_Directions for this task:_ Copy each line that holds "имѣютъ".

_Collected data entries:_
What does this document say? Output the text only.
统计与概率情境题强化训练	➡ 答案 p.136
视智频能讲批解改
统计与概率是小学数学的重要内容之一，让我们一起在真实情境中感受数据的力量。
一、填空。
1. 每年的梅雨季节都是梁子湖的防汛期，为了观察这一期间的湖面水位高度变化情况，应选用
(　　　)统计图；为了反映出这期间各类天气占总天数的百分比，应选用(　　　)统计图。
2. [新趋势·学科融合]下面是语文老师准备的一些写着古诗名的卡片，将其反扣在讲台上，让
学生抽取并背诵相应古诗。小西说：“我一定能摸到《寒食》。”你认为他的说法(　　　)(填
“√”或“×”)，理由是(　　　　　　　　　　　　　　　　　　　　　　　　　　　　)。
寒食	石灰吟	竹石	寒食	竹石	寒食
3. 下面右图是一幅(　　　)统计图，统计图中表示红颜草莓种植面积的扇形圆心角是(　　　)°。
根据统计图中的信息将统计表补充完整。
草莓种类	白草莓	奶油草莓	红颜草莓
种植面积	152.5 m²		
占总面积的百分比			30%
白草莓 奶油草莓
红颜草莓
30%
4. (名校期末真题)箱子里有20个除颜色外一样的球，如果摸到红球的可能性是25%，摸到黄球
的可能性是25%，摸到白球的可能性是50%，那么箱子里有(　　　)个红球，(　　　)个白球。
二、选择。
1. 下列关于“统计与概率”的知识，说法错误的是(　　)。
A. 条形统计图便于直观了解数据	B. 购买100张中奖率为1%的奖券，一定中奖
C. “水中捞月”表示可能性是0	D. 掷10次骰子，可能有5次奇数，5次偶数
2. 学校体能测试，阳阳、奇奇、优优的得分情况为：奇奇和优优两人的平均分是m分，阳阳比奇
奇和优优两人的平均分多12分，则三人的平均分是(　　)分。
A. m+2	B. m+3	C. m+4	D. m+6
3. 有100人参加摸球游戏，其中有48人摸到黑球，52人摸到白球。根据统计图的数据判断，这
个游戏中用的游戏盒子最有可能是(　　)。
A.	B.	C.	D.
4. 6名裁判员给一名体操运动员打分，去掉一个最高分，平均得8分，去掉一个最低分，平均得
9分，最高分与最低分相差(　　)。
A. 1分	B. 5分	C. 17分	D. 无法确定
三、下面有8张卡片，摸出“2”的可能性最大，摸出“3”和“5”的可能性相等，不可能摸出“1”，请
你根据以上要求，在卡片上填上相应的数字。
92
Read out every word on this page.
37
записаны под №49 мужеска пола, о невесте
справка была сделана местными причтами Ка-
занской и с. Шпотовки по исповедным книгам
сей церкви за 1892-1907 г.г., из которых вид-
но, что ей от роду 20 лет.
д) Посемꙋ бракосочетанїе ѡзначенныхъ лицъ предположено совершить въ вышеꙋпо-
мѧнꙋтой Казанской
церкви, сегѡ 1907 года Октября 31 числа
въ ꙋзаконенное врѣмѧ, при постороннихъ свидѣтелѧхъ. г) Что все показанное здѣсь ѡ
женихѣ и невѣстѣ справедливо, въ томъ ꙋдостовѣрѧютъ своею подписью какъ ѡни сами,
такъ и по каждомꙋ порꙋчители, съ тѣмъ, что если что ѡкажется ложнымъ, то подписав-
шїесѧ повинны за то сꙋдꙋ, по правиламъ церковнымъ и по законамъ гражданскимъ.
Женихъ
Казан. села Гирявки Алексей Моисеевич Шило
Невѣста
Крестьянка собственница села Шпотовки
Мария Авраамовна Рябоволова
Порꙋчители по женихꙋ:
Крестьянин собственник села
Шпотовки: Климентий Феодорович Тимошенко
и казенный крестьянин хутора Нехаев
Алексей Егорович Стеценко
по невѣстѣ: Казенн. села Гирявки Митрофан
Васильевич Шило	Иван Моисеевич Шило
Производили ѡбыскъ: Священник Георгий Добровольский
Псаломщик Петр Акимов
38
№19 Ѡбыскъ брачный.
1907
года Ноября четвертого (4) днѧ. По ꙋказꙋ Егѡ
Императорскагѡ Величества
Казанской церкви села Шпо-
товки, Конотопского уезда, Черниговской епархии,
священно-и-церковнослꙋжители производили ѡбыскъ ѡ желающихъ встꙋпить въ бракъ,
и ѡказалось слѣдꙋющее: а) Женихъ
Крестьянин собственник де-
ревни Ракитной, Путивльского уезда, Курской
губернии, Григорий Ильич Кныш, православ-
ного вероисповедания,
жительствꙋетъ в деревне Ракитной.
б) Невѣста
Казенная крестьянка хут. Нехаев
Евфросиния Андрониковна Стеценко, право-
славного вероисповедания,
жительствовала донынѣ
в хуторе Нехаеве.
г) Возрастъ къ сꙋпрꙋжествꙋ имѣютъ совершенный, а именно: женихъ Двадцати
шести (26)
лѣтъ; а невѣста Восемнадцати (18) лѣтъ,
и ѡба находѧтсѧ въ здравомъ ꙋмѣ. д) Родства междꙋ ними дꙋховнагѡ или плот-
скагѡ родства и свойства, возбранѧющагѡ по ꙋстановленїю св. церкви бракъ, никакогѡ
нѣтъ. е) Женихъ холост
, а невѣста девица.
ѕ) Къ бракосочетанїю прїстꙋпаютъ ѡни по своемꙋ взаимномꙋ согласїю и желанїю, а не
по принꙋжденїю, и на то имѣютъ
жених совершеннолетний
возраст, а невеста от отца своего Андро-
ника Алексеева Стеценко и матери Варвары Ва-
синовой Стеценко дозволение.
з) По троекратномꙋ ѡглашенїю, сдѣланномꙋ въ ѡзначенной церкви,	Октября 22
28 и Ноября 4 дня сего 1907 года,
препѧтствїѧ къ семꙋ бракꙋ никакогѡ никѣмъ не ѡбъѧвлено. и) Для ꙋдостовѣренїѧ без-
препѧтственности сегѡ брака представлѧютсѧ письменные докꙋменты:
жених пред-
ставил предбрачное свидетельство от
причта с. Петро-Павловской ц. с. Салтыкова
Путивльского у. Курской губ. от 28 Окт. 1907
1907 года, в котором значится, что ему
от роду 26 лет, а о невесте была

_Response for this exercise:_
г) Возрастъ къ сꙋпрꙋжествꙋ имѣютъ совершенный, а именно: женихъ Двадцати
по принꙋжденїю, и на то имѣютъ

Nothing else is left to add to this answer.